_Exercise goal:_ List every line in this data where the string "DOBBELAERE" occurs.

(Recorded data)
## begin

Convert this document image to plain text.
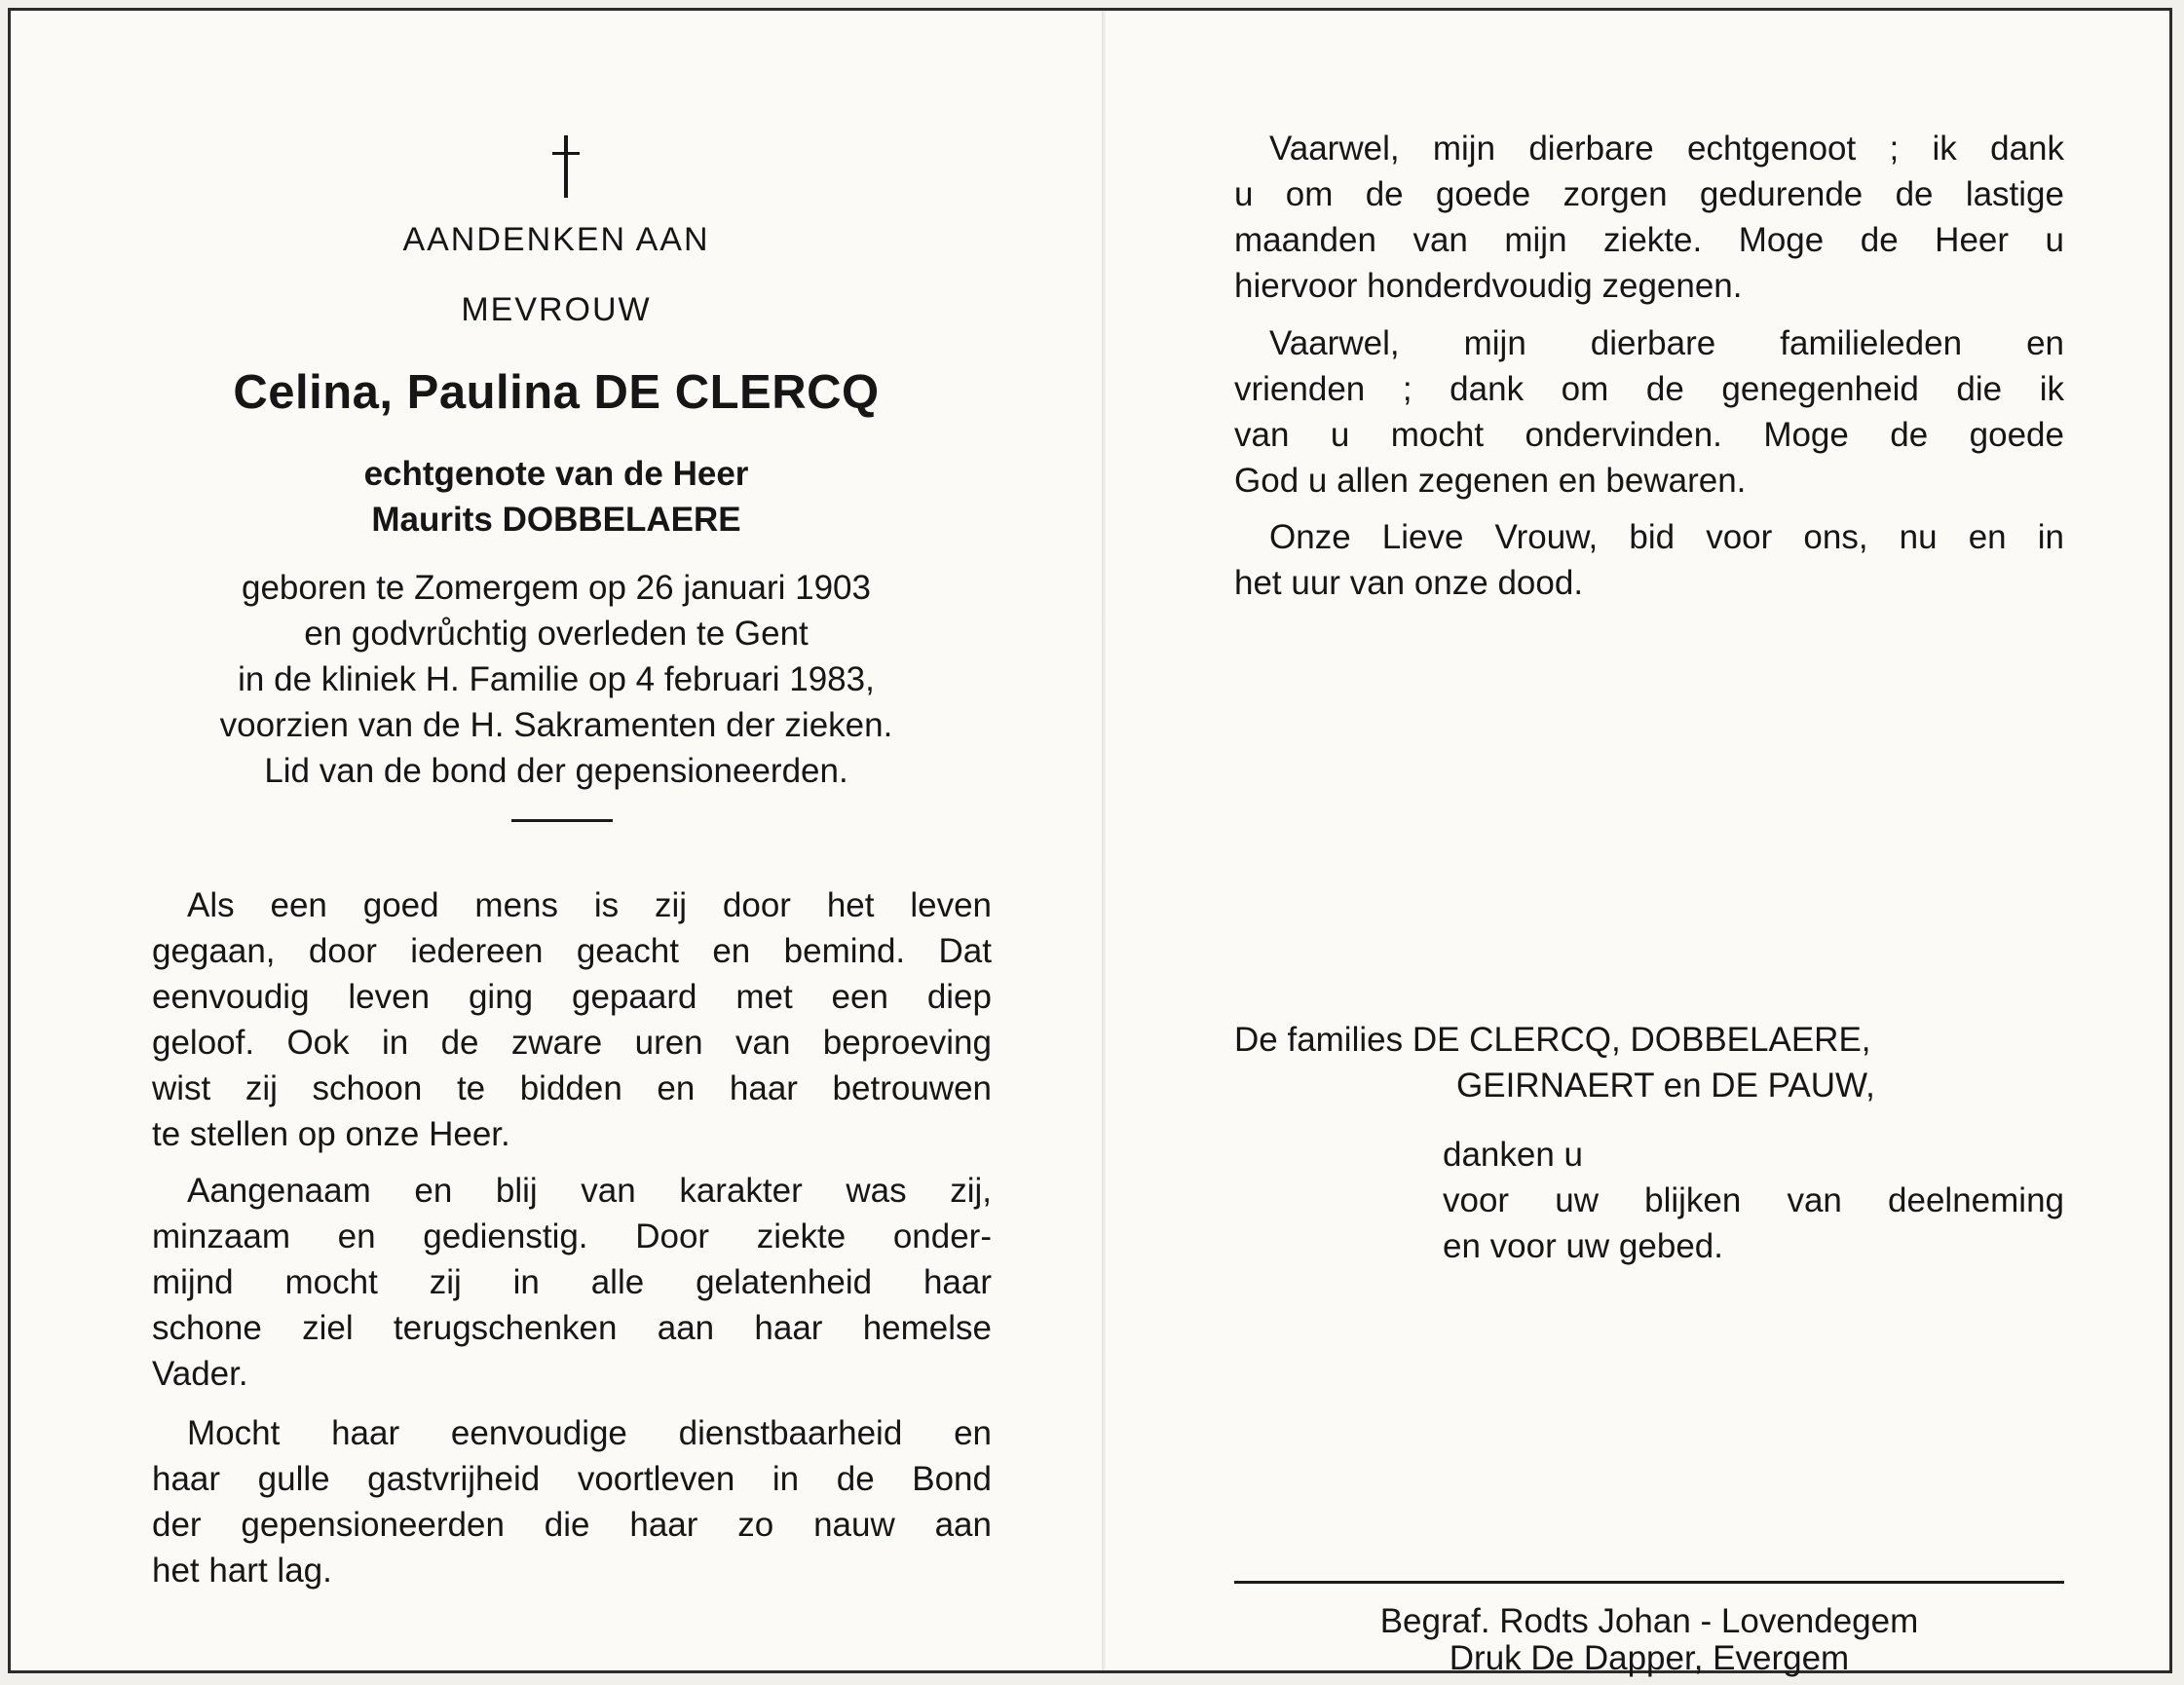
AANDENKEN AAN
MEVROUW
Celina, Paulina DE CLERCQ
echtgenote van de Heer
Maurits DOBBELAERE
geboren te Zomergem op 26 januari 1903
en godvrůchtig overleden te Gent
in de kliniek H. Familie op 4 februari 1983,
voorzien van de H. Sakramenten der zieken.
Lid van de bond der gepensioneerden.
Als een goed mens is zij door het leven
gegaan, door iedereen geacht en bemind. Dat
eenvoudig leven ging gepaard met een diep
geloof. Ook in de zware uren van beproeving
wist zij schoon te bidden en haar betrouwen
te stellen op onze Heer.
Aangenaam en blij van karakter was zij,
minzaam en gedienstig. Door ziekte onder-
mijnd mocht zij in alle gelatenheid haar
schone ziel terugschenken aan haar hemelse
Vader.
Mocht haar eenvoudige dienstbaarheid en
haar gulle gastvrijheid voortleven in de Bond
der gepensioneerden die haar zo nauw aan
het hart lag.
Vaarwel, mijn dierbare echtgenoot ; ik dank
u om de goede zorgen gedurende de lastige
maanden van mijn ziekte. Moge de Heer u
hiervoor honderdvoudig zegenen.
Vaarwel, mijn dierbare familieleden en
vrienden ; dank om de genegenheid die ik
van u mocht ondervinden. Moge de goede
God u allen zegenen en bewaren.
Onze Lieve Vrouw, bid voor ons, nu en in
het uur van onze dood.
De families DE CLERCQ, DOBBELAERE,
GEIRNAERT en DE PAUW,
danken u
voor uw blijken van deelneming
en voor uw gebed.
Begraf. Rodts Johan - Lovendegem
Druk De Dapper, Evergem
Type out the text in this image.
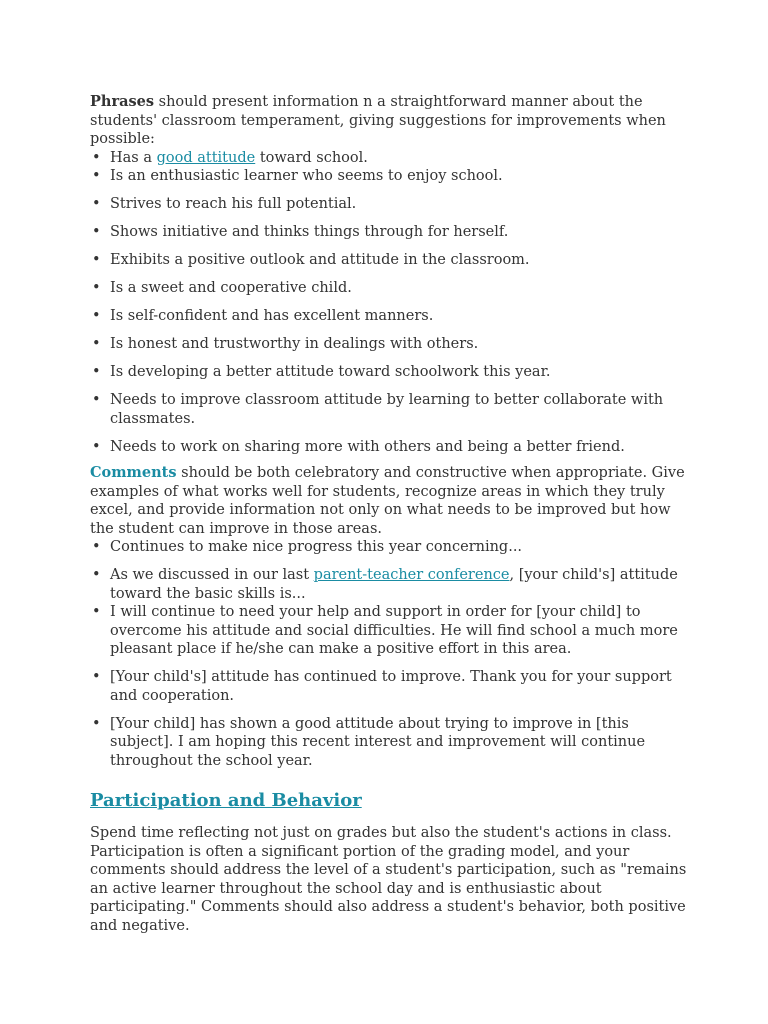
Phrases should present information n a straightforward manner about the students' classroom temperament, giving suggestions for improvements when possible:

• Has a good attitude toward school.
• Is an enthusiastic learner who seems to enjoy school.
• Strives to reach his full potential.
• Shows initiative and thinks things through for herself.
• Exhibits a positive outlook and attitude in the classroom.
• Is a sweet and cooperative child.
• Is self-confident and has excellent manners.
• Is honest and trustworthy in dealings with others.
• Is developing a better attitude toward schoolwork this year.
• Needs to improve classroom attitude by learning to better collaborate with classmates.
• Needs to work on sharing more with others and being a better friend.

Comments should be both celebratory and constructive when appropriate. Give examples of what works well for students, recognize areas in which they truly excel, and provide information not only on what needs to be improved but how the student can improve in those areas.

• Continues to make nice progress this year concerning...
• As we discussed in our last parent-teacher conference, [your child's] attitude toward the basic skills is...
• I will continue to need your help and support in order for [your child] to overcome his attitude and social difficulties. He will find school a much more pleasant place if he/she can make a positive effort in this area.
• [Your child's] attitude has continued to improve. Thank you for your support and cooperation.
• [Your child] has shown a good attitude about trying to improve in [this subject]. I am hoping this recent interest and improvement will continue throughout the school year.
Participation and Behavior

Spend time reflecting not just on grades but also the student's actions in class. Participation is often a significant portion of the grading model, and your comments should address the level of a student's participation, such as "remains an active learner throughout the school day and is enthusiastic about participating." Comments should also address a student's behavior, both positive and negative.
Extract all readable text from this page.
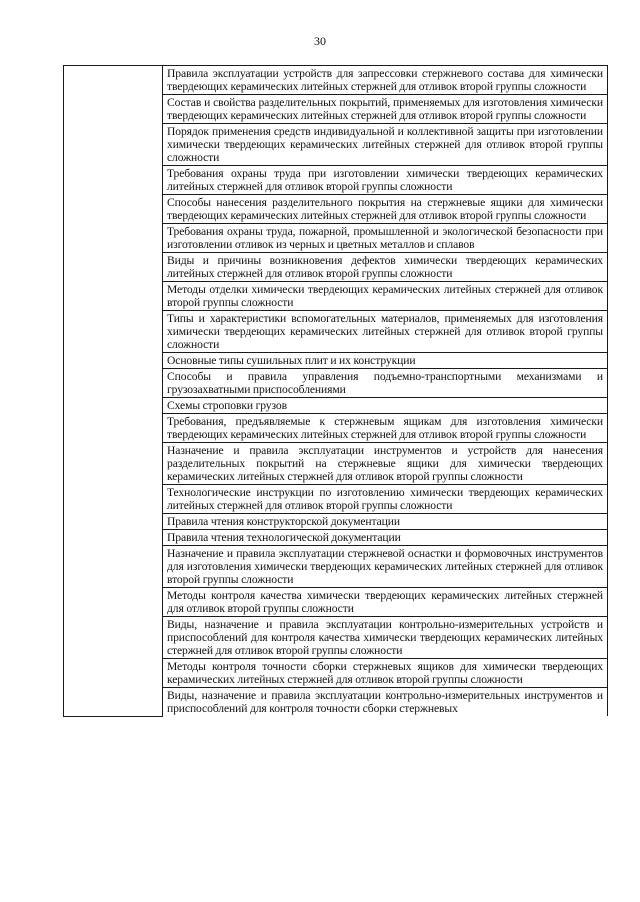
30

Правила эксплуатации устройств для запрессовки стержневого состава для химически твердеющих керамических литейных стержней для отливок второй группы сложности

Состав и свойства разделительных покрытий, применяемых для изготовления химически твердеющих керамических литейных стержней для отливок второй группы сложности

Порядок применения средств индивидуальной и коллективной защиты при изготовлении химически твердеющих керамических литейных стержней для отливок второй группы сложности

Требования охраны труда при изготовлении химически твердеющих керамических литейных стержней для отливок второй группы сложности

Способы нанесения разделительного покрытия на стержневые ящики для химически твердеющих керамических литейных стержней для отливок второй группы сложности

Требования охраны труда, пожарной, промышленной и экологической безопасности при изготовлении отливок из черных и цветных металлов и сплавов

Виды и причины возникновения дефектов химически твердеющих керамических литейных стержней для отливок второй группы сложности

Методы отделки химически твердеющих керамических литейных стержней для отливок второй группы сложности

Типы и характеристики вспомогательных материалов, применяемых для изготовления химически твердеющих керамических литейных стержней для отливок второй группы сложности

Основные типы сушильных плит и их конструкции

Способы и правила управления подъемно-транспортными механизмами и грузозахватными приспособлениями

Схемы строповки грузов

Требования, предъявляемые к стержневым ящикам для изготовления химически твердеющих керамических литейных стержней для отливок второй группы сложности

Назначение и правила эксплуатации инструментов и устройств для нанесения разделительных покрытий на стержневые ящики для химически твердеющих керамических литейных стержней для отливок второй группы сложности

Технологические инструкции по изготовлению химически твердеющих керамических литейных стержней для отливок второй группы сложности

Правила чтения конструкторской документации

Правила чтения технологической документации

Назначение и правила эксплуатации стержневой оснастки и формовочных инструментов для изготовления химически твердеющих керамических литейных стержней для отливок второй группы сложности

Методы контроля качества химически твердеющих керамических литейных стержней для отливок второй группы сложности

Виды, назначение и правила эксплуатации контрольно-измерительных устройств и приспособлений для контроля качества химически твердеющих керамических литейных стержней для отливок второй группы сложности

Методы контроля точности сборки стержневых ящиков для химически твердеющих керамических литейных стержней для отливок второй группы сложности

Виды, назначение и правила эксплуатации контрольно-измерительных инструментов и приспособлений для контроля точности сборки стержневых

## end

_Task solution:_
Maurits DOBBELAERE
De families DE CLERCQ, DOBBELAERE,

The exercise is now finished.